» **Stated exercise**:
Give the number of lines below that contain "Monthly", with no other output.

## START Dataset extract

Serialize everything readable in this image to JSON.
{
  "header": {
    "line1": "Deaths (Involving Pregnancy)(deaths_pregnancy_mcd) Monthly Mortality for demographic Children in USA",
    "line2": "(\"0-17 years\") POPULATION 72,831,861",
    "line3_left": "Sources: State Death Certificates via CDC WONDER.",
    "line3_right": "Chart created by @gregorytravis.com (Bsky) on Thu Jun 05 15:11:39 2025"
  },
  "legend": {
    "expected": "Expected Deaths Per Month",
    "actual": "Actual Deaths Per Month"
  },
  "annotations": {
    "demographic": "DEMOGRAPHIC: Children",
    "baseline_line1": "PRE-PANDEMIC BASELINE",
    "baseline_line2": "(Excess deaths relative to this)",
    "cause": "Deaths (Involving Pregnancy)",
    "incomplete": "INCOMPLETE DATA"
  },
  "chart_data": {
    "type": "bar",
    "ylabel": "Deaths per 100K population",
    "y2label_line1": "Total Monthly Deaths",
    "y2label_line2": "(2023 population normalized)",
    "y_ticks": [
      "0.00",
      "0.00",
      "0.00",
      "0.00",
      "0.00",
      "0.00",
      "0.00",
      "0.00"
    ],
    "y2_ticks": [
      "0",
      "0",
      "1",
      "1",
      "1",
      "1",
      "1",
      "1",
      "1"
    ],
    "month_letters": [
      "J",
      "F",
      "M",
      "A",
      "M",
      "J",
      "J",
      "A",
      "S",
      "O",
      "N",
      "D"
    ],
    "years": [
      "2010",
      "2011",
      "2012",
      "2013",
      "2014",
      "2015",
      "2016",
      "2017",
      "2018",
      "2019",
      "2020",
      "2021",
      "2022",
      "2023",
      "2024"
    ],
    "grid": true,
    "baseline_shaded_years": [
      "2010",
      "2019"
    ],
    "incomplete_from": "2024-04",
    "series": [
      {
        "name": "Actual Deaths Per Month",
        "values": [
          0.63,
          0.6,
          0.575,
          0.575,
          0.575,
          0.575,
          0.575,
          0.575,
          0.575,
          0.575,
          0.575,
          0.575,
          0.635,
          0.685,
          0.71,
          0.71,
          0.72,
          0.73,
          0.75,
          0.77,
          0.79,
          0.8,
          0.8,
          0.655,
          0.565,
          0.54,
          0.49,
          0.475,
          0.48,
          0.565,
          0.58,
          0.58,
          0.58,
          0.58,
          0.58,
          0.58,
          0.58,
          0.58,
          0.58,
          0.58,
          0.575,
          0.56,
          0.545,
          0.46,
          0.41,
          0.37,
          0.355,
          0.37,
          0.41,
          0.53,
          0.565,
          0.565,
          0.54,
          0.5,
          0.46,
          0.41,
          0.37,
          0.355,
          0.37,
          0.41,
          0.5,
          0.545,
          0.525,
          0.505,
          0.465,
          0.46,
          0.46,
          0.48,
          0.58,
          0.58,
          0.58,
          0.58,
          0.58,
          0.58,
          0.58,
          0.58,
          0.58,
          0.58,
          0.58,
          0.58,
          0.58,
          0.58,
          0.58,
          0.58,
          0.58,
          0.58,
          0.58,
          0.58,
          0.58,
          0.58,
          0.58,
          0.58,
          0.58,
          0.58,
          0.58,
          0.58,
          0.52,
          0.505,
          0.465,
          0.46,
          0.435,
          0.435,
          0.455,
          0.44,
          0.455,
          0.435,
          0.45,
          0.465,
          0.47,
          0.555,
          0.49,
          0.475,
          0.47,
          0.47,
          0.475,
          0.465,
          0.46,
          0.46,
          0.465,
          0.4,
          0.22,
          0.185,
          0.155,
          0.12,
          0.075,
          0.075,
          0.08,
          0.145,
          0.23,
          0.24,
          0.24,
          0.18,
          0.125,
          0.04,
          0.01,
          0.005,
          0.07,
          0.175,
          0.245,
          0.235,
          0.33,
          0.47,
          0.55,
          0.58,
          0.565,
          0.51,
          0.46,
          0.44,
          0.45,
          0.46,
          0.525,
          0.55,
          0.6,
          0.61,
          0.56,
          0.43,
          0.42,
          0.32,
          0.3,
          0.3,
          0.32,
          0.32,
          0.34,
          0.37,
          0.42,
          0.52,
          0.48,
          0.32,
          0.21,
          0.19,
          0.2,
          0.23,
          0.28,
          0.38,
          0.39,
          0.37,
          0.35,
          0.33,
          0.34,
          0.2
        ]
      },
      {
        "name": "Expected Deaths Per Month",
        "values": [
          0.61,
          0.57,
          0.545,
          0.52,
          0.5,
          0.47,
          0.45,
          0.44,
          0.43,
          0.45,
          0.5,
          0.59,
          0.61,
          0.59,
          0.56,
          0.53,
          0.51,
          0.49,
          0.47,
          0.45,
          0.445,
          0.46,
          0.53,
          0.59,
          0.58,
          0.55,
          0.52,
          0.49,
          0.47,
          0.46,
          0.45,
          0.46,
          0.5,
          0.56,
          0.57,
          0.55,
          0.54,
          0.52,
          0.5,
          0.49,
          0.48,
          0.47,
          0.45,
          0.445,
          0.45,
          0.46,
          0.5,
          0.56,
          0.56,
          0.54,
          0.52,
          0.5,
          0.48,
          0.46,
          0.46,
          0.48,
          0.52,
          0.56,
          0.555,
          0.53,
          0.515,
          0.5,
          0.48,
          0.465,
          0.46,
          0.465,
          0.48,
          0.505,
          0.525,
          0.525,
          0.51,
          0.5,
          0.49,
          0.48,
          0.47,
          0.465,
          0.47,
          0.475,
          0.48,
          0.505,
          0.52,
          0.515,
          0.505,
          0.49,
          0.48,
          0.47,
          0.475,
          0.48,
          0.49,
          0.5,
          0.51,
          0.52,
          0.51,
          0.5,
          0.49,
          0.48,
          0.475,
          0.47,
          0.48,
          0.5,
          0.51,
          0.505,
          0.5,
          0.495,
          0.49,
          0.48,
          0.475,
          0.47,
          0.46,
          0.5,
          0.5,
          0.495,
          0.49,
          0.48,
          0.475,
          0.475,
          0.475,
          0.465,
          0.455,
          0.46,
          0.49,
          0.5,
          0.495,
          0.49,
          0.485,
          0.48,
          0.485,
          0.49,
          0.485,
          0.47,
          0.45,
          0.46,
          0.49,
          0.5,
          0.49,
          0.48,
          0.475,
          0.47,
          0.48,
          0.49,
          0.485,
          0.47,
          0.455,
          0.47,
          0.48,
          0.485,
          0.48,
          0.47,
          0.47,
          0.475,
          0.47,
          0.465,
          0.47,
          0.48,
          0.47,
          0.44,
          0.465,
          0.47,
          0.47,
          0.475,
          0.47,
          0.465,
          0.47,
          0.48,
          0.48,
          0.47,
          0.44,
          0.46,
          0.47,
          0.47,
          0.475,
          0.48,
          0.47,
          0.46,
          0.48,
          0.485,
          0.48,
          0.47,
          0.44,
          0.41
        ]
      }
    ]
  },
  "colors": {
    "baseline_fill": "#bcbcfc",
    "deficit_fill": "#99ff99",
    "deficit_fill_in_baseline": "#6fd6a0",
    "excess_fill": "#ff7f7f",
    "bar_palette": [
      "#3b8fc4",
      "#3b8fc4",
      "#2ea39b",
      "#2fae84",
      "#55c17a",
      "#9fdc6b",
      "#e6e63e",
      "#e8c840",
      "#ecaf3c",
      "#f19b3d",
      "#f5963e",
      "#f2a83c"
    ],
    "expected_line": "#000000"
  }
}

## END Dataset extract

» **Correct result**:
2